WHAT TO WORK ON
Repeat each entry word for word. Leave any images out of the copy.

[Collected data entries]
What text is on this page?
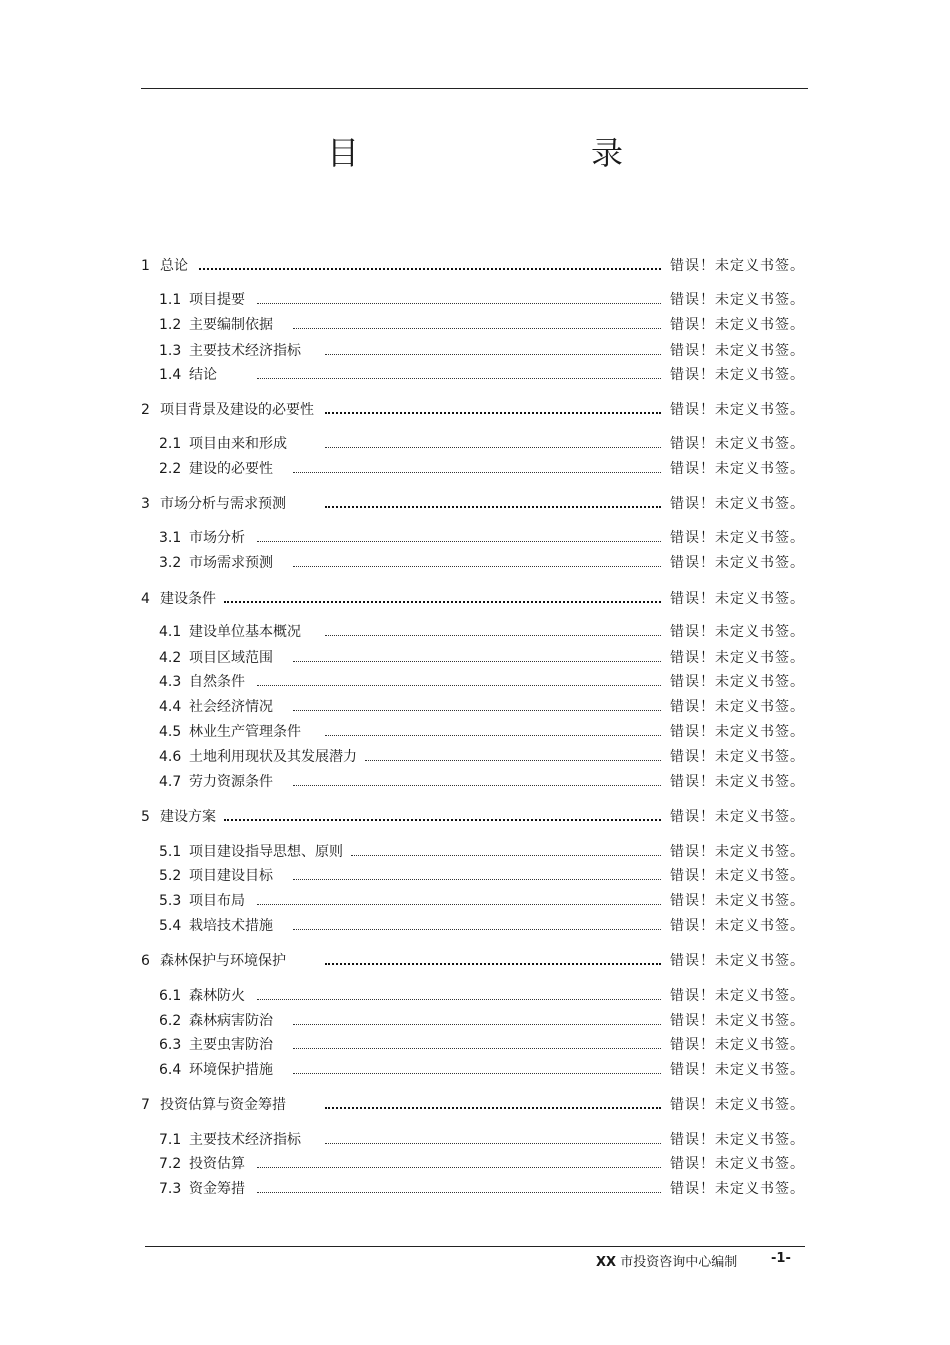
目　　录
1 总论	错误！未定义书签。
1.1 项目提要	错误！未定义书签。
1.2 主要编制依据	错误！未定义书签。
1.3 主要技术经济指标	错误！未定义书签。
1.4 结论	错误！未定义书签。
2 项目背景及建设的必要性	错误！未定义书签。
2.1 项目由来和形成	错误！未定义书签。
2.2 建设的必要性	错误！未定义书签。
3 市场分析与需求预测	错误！未定义书签。
3.1 市场分析	错误！未定义书签。
3.2 市场需求预测	错误！未定义书签。
4 建设条件	错误！未定义书签。
4.1 建设单位基本概况	错误！未定义书签。
4.2 项目区域范围	错误！未定义书签。
4.3 自然条件	错误！未定义书签。
4.4 社会经济情况	错误！未定义书签。
4.5 林业生产管理条件	错误！未定义书签。
4.6 土地利用现状及其发展潜力	错误！未定义书签。
4.7 劳力资源条件	错误！未定义书签。
5 建设方案	错误！未定义书签。
5.1 项目建设指导思想、原则	错误！未定义书签。
5.2 项目建设目标	错误！未定义书签。
5.3 项目布局	错误！未定义书签。
5.4 栽培技术措施	错误！未定义书签。
6 森林保护与环境保护	错误！未定义书签。
6.1 森林防火	错误！未定义书签。
6.2 森林病害防治	错误！未定义书签。
6.3 主要虫害防治	错误！未定义书签。
6.4 环境保护措施	错误！未定义书签。
7 投资估算与资金筹措	错误！未定义书签。
7.1 主要技术经济指标	错误！未定义书签。
7.2 投资估算	错误！未定义书签。
7.3 资金筹措	错误！未定义书签。
XX 市投资咨询中心编制	-1-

REPLY TO THE TASK
What text is on this page?
目　　录
1 总论	错误！未定义书签。
1.1 项目提要	错误！未定义书签。
1.2 主要编制依据	错误！未定义书签。
1.3 主要技术经济指标	错误！未定义书签。
1.4 结论	错误！未定义书签。
2 项目背景及建设的必要性	错误！未定义书签。
2.1 项目由来和形成	错误！未定义书签。
2.2 建设的必要性	错误！未定义书签。
3 市场分析与需求预测	错误！未定义书签。
3.1 市场分析	错误！未定义书签。
3.2 市场需求预测	错误！未定义书签。
4 建设条件	错误！未定义书签。
4.1 建设单位基本概况	错误！未定义书签。
4.2 项目区域范围	错误！未定义书签。
4.3 自然条件	错误！未定义书签。
4.4 社会经济情况	错误！未定义书签。
4.5 林业生产管理条件	错误！未定义书签。
4.6 土地利用现状及其发展潜力	错误！未定义书签。
4.7 劳力资源条件	错误！未定义书签。
5 建设方案	错误！未定义书签。
5.1 项目建设指导思想、原则	错误！未定义书签。
5.2 项目建设目标	错误！未定义书签。
5.3 项目布局	错误！未定义书签。
5.4 栽培技术措施	错误！未定义书签。
6 森林保护与环境保护	错误！未定义书签。
6.1 森林防火	错误！未定义书签。
6.2 森林病害防治	错误！未定义书签。
6.3 主要虫害防治	错误！未定义书签。
6.4 环境保护措施	错误！未定义书签。
7 投资估算与资金筹措	错误！未定义书签。
7.1 主要技术经济指标	错误！未定义书签。
7.2 投资估算	错误！未定义书签。
7.3 资金筹措	错误！未定义书签。
XX 市投资咨询中心编制	-1-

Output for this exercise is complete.